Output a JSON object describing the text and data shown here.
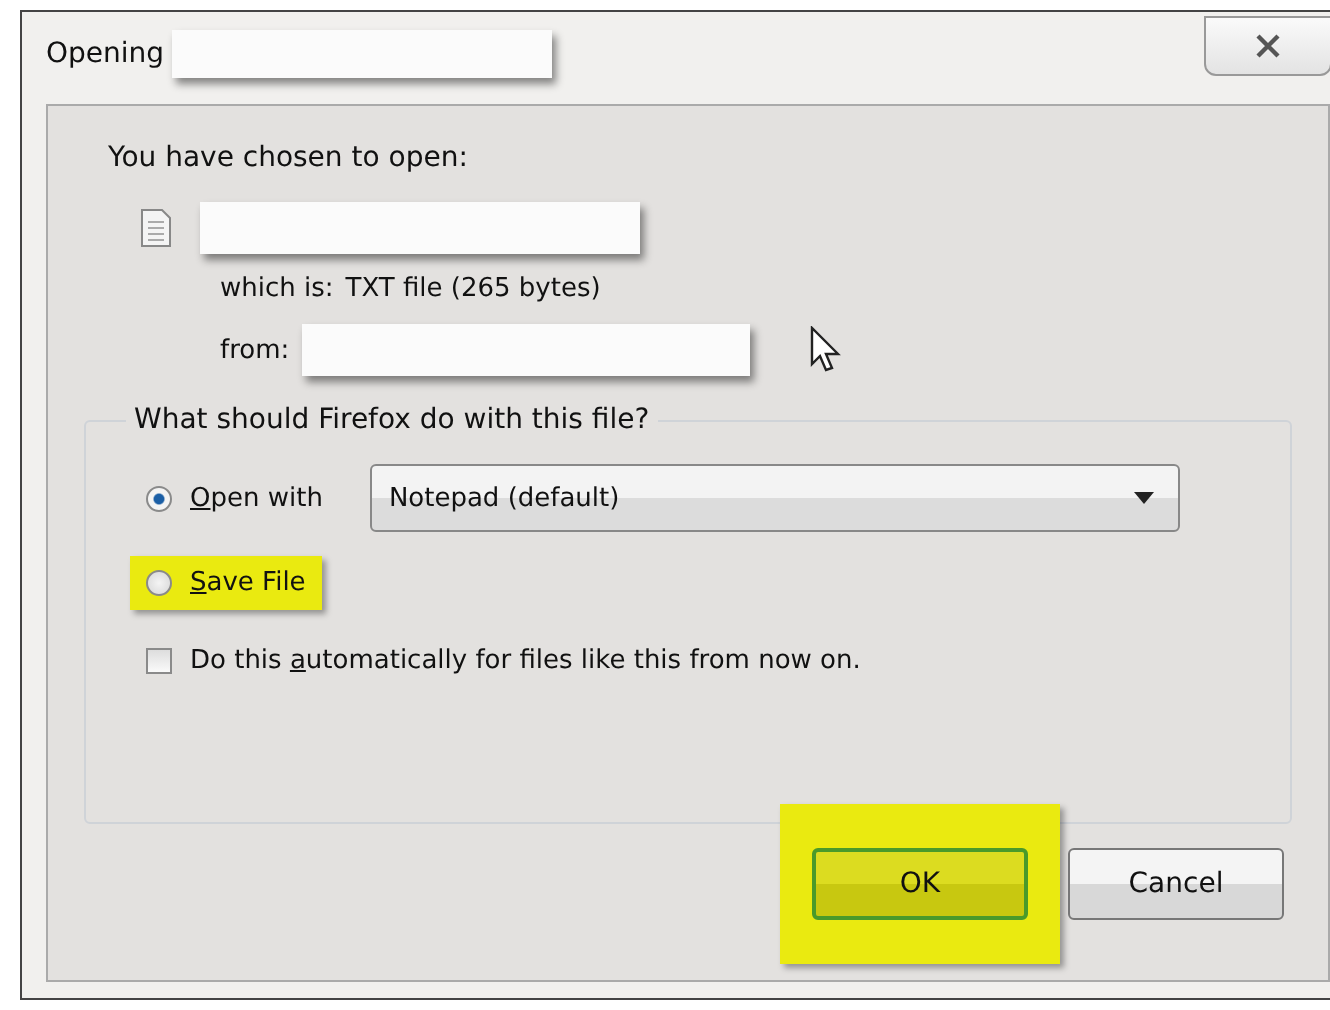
{
  "window": {
    "title": "Opening"
  },
  "intro": "You have chosen to open:",
  "file": {
    "type_label": "which is:",
    "type_value": "TXT file (265 bytes)",
    "from_label": "from:"
  },
  "group": {
    "legend": "What should Firefox do with this file?",
    "options": [
      {
        "kind": "radio",
        "label_parts": {
          "key": "O",
          "after": "pen with"
        },
        "selected": true,
        "highlighted": false,
        "dropdown_value": "Notepad (default)"
      },
      {
        "kind": "radio",
        "label_parts": {
          "key": "S",
          "after": "ave File"
        },
        "selected": false,
        "highlighted": true
      },
      {
        "kind": "checkbox",
        "label_parts": {
          "before": "Do this ",
          "key": "a",
          "after": "utomatically for files like this from now on."
        },
        "checked": false,
        "highlighted": false
      }
    ]
  },
  "buttons": [
    {
      "label": "OK",
      "default": true,
      "highlighted": true
    },
    {
      "label": "Cancel",
      "default": false,
      "highlighted": false
    }
  ]
}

───

_WRITTEN TASK_
Copy every line of the data word for word, omitting the images.

_SOLVED EXERCISE_
Output a JSON object describing the text and data shown here.
{
  "window": {
    "title": "Opening"
  },
  "intro": "You have chosen to open:",
  "file": {
    "type_label": "which is:",
    "type_value": "TXT file (265 bytes)",
    "from_label": "from:"
  },
  "group": {
    "legend": "What should Firefox do with this file?",
    "options": [
      {
        "kind": "radio",
        "label_parts": {
          "key": "O",
          "after": "pen with"
        },
        "selected": true,
        "highlighted": false,
        "dropdown_value": "Notepad (default)"
      },
      {
        "kind": "radio",
        "label_parts": {
          "key": "S",
          "after": "ave File"
        },
        "selected": false,
        "highlighted": true
      },
      {
        "kind": "checkbox",
        "label_parts": {
          "before": "Do this ",
          "key": "a",
          "after": "utomatically for files like this from now on."
        },
        "checked": false,
        "highlighted": false
      }
    ]
  },
  "buttons": [
    {
      "label": "OK",
      "default": true,
      "highlighted": true
    },
    {
      "label": "Cancel",
      "default": false,
      "highlighted": false
    }
  ]
}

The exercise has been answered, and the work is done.